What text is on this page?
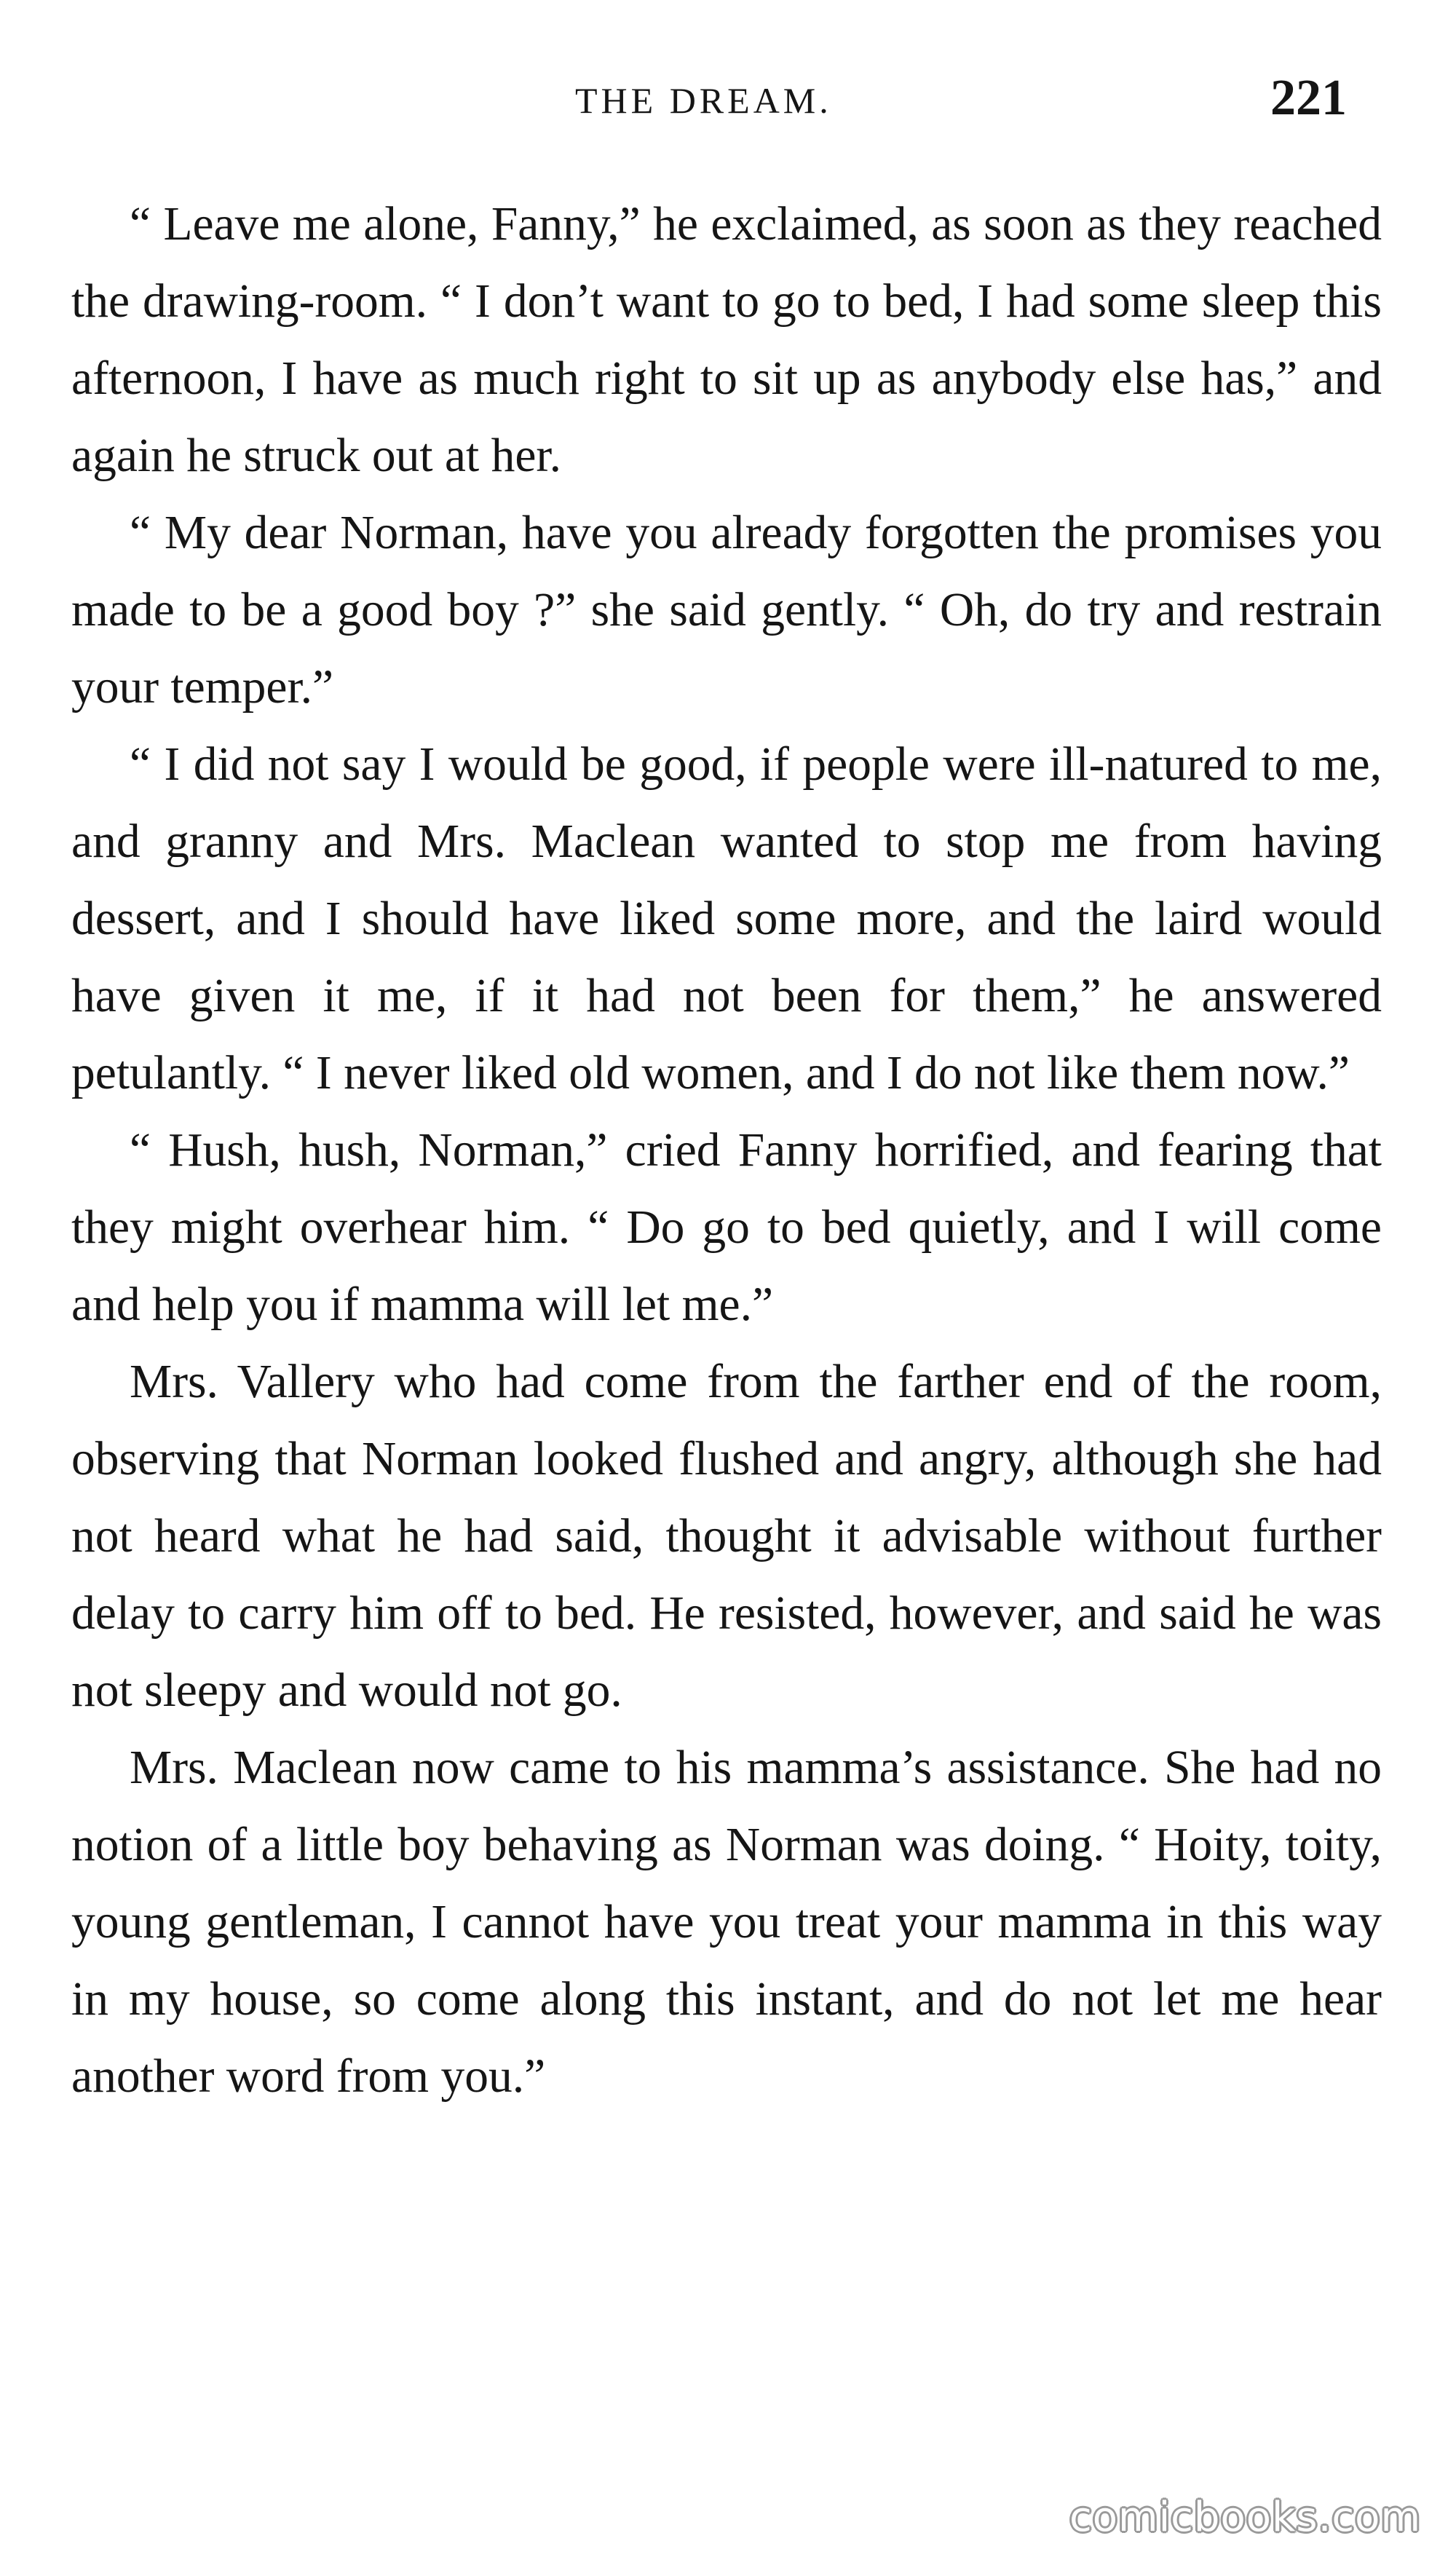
THE DREAM.	221

“ Leave me alone, Fanny,” he exclaimed, as soon as they reached the drawing-room. “ I don’t want to go to bed, I had some sleep this afternoon, I have as much right to sit up as anybody else has,” and again he struck out at her.

“ My dear Norman, have you already forgotten the promises you made to be a good boy ?” she said gently. “ Oh, do try and restrain your temper.”

“ I did not say I would be good, if people were ill-natured to me, and granny and Mrs. Maclean wanted to stop me from having dessert, and I should have liked some more, and the laird would have given it me, if it had not been for them,” he answered petulantly. “ I never liked old women, and I do not like them now.”

“ Hush, hush, Norman,” cried Fanny horrified, and fearing that they might overhear him. “ Do go to bed quietly, and I will come and help you if mamma will let me.”

Mrs. Vallery who had come from the farther end of the room, observing that Norman looked flushed and angry, although she had not heard what he had said, thought it advisable without further delay to carry him off to bed. He resisted, however, and said he was not sleepy and would not go.

Mrs. Maclean now came to his mamma’s assistance. She had no notion of a little boy behaving as Norman was doing. “ Hoity, toity, young gentleman, I cannot have you treat your mamma in this way in my house, so come along this instant, and do not let me hear another word from you.”

comicbooks.com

• • •

EXERCISE TASK:
Go through the listing above and return every line where the word "mamma" occurs.

RESULT OF THIS EXERCISE:
“ Hush, hush, Norman,” cried Fanny horrified, and fearing that they might overhear him. “ Do go to bed quietly, and I will come and help you if mamma will let me.”
Mrs. Maclean now came to his mamma’s assistance. She had no notion of a little boy behaving as Norman was doing. “ Hoity, toity, young gentleman, I cannot have you treat your mamma in this way in my house, so come along this instant, and do not let me hear another word from you.”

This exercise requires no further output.